Copy every line in which the string "Development" occurs.

═══

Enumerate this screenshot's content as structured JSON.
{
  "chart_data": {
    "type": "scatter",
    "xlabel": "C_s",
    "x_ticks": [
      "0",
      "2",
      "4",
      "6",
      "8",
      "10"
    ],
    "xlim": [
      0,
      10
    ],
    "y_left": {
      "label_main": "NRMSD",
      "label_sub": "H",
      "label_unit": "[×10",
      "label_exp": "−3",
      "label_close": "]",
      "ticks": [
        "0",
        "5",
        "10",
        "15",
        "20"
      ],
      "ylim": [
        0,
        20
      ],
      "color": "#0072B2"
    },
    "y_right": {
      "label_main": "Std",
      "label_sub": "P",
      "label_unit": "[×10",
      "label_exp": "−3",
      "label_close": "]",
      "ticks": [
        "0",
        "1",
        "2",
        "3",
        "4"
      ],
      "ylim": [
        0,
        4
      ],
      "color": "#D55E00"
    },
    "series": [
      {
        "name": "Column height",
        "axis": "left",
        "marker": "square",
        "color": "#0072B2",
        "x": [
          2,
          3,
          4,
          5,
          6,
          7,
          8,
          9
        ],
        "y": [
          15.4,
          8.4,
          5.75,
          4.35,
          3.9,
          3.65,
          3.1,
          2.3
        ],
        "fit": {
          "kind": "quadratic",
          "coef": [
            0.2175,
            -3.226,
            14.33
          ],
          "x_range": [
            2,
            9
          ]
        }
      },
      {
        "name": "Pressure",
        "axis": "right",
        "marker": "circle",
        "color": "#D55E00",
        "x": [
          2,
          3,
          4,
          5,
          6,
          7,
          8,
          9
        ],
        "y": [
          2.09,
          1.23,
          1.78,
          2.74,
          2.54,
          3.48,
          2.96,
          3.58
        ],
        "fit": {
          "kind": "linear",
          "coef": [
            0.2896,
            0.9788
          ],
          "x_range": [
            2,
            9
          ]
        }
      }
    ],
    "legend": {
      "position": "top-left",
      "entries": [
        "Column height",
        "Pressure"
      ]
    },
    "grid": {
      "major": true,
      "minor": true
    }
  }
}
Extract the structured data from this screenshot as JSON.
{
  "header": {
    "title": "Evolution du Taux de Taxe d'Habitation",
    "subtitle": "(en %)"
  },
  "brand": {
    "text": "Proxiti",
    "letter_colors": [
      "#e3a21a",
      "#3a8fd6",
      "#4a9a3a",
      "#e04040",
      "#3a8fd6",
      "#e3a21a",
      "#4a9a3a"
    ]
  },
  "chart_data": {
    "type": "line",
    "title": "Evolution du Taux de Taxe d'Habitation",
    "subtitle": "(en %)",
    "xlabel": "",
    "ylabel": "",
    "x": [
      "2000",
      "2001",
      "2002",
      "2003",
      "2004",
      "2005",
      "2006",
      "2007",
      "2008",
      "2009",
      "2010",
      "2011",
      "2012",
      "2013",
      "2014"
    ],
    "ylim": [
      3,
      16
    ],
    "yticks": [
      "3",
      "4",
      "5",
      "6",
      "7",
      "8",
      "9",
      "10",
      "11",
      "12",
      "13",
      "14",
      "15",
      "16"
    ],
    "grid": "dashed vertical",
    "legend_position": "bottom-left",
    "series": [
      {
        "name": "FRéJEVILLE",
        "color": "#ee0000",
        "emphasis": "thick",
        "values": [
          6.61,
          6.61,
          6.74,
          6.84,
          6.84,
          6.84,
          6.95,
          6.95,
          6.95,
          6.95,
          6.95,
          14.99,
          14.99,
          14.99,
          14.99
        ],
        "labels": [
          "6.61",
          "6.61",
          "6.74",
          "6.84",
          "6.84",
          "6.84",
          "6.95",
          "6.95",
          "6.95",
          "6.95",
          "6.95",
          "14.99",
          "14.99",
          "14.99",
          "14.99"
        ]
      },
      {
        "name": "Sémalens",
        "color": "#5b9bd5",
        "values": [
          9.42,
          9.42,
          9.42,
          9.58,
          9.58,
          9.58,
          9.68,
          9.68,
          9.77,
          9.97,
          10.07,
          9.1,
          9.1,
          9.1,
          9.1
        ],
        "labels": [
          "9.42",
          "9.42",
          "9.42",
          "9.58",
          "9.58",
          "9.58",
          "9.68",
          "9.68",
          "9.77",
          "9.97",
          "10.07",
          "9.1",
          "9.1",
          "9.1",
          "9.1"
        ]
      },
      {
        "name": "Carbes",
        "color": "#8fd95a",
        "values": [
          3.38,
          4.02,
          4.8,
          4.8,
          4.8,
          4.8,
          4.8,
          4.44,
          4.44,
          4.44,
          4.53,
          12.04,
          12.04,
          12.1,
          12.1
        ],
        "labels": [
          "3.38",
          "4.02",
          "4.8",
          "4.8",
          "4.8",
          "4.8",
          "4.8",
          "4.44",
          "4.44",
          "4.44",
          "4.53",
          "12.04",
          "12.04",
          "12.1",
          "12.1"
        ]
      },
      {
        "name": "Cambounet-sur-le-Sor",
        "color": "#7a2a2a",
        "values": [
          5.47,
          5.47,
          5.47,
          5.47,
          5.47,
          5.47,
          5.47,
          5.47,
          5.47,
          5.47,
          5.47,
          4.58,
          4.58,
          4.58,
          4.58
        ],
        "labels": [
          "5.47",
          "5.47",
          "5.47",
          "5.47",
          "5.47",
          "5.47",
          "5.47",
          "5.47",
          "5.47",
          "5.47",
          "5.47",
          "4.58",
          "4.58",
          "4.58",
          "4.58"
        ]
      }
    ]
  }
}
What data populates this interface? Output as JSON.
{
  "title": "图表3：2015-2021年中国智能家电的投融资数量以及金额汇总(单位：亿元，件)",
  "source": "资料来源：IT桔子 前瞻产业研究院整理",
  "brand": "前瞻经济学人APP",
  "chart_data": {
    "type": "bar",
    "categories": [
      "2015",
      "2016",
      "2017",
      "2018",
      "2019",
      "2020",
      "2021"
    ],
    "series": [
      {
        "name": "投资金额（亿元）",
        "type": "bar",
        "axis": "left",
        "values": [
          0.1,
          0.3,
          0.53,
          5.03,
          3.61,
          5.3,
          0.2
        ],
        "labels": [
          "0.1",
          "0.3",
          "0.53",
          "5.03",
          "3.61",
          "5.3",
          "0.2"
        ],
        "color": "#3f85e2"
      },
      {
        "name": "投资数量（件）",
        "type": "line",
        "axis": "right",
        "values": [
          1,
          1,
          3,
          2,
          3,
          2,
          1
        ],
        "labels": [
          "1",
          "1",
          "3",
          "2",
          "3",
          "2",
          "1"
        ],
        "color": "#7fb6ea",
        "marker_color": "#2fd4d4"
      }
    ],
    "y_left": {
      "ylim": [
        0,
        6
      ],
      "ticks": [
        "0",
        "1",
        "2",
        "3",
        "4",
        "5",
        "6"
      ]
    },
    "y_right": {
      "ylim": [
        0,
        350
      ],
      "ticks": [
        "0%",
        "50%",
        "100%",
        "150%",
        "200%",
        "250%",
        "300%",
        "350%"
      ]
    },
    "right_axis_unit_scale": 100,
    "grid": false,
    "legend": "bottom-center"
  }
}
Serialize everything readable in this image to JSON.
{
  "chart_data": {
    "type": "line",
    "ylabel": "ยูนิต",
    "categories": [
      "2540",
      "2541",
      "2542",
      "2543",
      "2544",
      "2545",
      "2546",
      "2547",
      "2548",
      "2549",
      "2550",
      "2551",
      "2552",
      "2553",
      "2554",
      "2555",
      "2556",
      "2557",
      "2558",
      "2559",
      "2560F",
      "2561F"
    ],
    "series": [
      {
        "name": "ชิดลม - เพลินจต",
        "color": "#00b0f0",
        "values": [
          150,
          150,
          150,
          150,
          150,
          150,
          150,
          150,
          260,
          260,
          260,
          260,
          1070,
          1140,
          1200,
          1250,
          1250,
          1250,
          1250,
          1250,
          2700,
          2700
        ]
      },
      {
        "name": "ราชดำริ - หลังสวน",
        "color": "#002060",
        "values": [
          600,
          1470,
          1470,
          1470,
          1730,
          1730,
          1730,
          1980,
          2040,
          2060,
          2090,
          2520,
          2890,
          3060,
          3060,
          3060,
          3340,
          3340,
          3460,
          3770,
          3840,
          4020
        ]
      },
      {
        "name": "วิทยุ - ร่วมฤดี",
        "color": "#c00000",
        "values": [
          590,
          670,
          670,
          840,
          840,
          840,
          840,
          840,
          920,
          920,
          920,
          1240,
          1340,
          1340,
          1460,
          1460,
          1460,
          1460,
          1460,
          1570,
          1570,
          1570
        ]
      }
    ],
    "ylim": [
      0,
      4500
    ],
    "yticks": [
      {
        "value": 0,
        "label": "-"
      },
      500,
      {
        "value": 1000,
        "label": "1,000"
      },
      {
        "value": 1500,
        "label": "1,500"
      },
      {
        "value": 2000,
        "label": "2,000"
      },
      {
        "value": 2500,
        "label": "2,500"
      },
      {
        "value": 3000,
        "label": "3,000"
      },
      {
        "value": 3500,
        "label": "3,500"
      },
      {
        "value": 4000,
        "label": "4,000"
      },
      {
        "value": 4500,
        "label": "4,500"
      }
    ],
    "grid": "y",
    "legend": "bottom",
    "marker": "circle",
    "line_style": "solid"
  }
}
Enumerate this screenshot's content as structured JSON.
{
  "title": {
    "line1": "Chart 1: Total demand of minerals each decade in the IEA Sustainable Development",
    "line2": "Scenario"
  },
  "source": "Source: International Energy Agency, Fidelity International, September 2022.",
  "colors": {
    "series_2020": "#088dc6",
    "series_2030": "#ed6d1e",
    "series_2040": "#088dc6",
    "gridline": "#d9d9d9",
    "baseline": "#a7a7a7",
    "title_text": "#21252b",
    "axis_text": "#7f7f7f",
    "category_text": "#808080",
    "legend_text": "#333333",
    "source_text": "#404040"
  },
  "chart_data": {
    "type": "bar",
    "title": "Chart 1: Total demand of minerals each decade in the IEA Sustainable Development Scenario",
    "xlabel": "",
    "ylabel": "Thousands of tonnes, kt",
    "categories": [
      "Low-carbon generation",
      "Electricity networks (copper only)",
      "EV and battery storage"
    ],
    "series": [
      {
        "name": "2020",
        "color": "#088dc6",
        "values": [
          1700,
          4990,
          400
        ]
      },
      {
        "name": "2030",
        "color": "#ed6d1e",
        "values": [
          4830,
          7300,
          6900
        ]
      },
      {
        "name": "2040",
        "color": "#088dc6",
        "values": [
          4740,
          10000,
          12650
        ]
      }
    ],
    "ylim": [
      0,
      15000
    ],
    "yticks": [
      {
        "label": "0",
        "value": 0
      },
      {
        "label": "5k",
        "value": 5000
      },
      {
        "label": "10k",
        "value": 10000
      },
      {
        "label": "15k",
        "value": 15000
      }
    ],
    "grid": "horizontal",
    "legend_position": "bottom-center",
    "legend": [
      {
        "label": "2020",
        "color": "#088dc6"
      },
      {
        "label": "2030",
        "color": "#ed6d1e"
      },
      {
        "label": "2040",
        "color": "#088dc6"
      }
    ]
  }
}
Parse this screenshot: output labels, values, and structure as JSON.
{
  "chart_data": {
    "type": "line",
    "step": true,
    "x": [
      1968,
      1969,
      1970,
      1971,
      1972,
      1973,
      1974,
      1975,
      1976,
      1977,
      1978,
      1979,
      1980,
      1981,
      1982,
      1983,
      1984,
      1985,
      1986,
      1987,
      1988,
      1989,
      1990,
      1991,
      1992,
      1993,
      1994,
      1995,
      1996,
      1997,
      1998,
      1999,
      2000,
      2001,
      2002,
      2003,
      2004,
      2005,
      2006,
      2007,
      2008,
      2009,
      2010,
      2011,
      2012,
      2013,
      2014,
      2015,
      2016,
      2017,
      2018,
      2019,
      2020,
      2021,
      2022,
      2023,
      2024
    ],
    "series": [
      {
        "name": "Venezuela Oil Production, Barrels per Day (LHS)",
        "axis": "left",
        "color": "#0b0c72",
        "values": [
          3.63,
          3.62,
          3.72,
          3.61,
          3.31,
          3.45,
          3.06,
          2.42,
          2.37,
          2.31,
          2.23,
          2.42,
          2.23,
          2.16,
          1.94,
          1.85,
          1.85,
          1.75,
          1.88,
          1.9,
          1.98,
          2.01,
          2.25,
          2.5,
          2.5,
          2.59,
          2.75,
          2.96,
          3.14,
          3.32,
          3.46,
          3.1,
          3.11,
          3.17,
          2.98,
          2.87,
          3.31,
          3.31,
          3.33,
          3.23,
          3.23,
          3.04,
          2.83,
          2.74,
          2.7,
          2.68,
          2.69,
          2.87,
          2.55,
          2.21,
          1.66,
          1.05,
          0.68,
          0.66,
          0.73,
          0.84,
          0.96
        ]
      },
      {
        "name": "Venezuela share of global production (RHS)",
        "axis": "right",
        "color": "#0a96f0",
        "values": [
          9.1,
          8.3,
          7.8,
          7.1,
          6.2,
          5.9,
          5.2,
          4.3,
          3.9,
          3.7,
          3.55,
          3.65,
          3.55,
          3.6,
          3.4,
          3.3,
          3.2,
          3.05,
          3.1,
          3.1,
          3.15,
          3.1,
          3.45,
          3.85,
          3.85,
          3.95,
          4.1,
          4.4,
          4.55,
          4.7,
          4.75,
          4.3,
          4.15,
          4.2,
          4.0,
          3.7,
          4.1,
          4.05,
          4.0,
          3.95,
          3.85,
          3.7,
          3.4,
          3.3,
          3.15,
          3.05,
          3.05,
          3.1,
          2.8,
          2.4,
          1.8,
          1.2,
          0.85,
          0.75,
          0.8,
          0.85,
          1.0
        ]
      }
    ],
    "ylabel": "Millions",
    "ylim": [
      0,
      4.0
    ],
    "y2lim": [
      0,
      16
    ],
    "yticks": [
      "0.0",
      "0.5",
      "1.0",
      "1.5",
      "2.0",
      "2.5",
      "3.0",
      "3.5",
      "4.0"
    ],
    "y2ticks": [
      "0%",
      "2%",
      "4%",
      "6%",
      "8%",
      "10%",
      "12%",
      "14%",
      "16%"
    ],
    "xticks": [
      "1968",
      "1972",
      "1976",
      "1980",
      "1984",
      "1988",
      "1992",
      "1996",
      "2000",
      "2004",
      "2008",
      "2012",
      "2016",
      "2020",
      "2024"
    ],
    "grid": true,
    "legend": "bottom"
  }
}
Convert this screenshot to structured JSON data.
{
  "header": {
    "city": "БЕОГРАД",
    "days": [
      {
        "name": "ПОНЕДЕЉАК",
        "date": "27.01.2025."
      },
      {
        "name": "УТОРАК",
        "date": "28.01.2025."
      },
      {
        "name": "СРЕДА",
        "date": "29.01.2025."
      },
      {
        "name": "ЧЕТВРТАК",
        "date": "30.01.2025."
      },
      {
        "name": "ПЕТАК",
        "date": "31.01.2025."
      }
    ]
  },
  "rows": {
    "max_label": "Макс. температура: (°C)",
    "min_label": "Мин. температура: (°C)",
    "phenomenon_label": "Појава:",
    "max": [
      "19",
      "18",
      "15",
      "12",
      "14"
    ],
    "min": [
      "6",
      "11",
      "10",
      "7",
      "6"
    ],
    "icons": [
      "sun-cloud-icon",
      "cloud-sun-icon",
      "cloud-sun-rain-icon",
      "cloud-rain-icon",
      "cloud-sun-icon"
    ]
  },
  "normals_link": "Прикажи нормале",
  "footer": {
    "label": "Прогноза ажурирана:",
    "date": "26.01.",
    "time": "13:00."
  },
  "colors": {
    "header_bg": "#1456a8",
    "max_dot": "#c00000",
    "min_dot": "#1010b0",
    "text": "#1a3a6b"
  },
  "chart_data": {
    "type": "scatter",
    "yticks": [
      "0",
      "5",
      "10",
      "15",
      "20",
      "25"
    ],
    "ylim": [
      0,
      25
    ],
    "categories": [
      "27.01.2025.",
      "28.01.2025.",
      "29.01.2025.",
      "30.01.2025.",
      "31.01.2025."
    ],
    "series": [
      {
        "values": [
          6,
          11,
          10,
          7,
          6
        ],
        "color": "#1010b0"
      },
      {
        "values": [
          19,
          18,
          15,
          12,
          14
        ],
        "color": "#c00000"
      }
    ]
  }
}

═══

_RESULT OF THIS EXERCISE_.
    "line1": "Chart 1: Total demand of minerals each decade in the IEA Sustainable Development",
    "title": "Chart 1: Total demand of minerals each decade in the IEA Sustainable Development Scenario",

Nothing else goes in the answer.